_Your task_
Extract all lines containing "name".

Rows from a dataset:
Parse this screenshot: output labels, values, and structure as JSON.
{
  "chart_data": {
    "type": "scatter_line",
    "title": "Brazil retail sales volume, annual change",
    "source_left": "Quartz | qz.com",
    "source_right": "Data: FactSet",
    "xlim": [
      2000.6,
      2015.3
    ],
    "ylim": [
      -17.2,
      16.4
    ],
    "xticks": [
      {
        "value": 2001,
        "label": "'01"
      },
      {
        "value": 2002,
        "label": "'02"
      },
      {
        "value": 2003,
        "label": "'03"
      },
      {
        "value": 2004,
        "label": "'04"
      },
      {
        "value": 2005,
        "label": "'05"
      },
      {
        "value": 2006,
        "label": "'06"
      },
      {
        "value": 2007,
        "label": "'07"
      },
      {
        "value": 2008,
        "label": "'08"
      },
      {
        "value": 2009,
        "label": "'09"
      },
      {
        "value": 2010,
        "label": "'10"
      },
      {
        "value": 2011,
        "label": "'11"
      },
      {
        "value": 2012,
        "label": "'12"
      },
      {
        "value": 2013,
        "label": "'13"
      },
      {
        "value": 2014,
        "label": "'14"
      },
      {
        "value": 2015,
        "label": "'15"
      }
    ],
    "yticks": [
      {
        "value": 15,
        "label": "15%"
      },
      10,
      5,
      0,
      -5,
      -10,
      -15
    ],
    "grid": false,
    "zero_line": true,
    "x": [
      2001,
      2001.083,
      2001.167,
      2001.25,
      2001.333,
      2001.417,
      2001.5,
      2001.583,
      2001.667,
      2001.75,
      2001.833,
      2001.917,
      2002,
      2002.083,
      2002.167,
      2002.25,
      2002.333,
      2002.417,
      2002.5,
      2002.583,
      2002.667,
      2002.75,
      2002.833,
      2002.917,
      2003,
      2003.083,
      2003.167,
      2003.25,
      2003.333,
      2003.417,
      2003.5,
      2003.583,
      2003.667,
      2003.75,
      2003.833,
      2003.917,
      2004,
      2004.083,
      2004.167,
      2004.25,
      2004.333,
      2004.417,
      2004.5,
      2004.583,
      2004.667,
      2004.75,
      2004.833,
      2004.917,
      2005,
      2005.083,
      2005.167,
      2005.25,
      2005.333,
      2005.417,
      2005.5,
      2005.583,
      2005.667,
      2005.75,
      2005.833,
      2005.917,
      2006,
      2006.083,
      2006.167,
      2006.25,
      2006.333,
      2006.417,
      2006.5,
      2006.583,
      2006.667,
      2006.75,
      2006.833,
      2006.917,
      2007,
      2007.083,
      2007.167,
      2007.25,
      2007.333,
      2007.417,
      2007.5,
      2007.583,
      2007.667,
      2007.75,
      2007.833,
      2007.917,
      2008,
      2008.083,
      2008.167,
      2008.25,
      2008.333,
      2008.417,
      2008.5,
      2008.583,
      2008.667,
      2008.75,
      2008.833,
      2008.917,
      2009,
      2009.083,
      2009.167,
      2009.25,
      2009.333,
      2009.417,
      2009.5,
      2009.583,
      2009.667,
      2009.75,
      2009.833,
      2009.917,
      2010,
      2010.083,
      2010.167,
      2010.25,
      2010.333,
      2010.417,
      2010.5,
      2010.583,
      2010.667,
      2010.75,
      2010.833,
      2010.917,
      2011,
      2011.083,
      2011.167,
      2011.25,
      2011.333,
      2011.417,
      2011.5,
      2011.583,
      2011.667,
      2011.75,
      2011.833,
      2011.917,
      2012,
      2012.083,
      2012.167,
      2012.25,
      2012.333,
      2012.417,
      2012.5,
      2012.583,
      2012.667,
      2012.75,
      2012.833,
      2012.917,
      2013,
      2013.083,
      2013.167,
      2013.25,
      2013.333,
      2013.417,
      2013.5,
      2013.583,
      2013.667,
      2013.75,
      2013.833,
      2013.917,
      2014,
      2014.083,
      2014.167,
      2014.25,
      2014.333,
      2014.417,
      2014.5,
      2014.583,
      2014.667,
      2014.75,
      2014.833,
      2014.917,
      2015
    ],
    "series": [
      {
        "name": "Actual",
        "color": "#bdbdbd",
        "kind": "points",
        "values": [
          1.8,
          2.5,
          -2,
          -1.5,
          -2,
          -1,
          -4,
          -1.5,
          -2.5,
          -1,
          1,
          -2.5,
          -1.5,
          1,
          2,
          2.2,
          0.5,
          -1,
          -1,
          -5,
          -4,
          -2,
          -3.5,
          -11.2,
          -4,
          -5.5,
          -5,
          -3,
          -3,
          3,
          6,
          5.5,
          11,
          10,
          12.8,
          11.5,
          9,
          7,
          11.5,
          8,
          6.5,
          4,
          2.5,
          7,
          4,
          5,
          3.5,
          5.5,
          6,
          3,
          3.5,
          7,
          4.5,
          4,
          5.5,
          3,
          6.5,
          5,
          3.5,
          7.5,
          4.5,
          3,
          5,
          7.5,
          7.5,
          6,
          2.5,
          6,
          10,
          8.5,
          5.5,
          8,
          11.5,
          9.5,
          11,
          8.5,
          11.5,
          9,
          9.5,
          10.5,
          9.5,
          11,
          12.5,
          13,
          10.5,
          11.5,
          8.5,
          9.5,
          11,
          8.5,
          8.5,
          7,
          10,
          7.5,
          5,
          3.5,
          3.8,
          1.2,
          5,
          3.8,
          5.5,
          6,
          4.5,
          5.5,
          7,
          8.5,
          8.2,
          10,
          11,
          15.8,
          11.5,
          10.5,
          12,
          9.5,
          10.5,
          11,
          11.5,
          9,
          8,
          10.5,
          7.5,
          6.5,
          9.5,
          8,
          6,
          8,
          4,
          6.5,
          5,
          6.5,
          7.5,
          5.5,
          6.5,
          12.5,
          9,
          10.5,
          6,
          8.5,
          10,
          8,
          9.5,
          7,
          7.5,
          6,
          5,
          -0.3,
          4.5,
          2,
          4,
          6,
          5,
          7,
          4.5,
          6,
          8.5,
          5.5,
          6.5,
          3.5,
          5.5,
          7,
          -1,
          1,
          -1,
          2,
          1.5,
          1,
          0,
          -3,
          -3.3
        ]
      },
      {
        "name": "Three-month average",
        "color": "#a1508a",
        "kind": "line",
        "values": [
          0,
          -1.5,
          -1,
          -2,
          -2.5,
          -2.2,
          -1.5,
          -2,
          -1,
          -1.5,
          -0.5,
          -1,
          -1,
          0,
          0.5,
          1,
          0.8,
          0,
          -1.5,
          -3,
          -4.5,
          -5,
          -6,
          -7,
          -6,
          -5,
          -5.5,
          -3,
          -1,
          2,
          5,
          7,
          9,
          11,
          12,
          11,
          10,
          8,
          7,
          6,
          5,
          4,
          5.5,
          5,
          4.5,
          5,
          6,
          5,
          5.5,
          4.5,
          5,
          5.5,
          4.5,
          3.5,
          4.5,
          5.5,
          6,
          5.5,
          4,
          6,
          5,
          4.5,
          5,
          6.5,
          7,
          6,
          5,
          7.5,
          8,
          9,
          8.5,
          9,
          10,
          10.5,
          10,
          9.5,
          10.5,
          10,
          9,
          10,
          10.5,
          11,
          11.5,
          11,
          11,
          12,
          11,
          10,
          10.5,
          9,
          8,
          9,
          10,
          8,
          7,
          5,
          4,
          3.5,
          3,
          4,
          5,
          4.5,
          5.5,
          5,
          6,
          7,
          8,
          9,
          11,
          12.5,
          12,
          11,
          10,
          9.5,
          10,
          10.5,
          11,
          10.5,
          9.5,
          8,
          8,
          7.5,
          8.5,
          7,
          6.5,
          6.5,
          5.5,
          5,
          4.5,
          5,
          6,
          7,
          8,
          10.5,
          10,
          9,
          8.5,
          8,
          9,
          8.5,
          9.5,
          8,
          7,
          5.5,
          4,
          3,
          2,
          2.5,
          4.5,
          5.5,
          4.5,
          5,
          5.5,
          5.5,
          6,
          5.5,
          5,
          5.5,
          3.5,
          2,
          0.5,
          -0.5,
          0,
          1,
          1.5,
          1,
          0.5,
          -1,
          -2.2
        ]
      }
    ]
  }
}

_The response_
        "name": "Actual",
        "name": "Three-month average",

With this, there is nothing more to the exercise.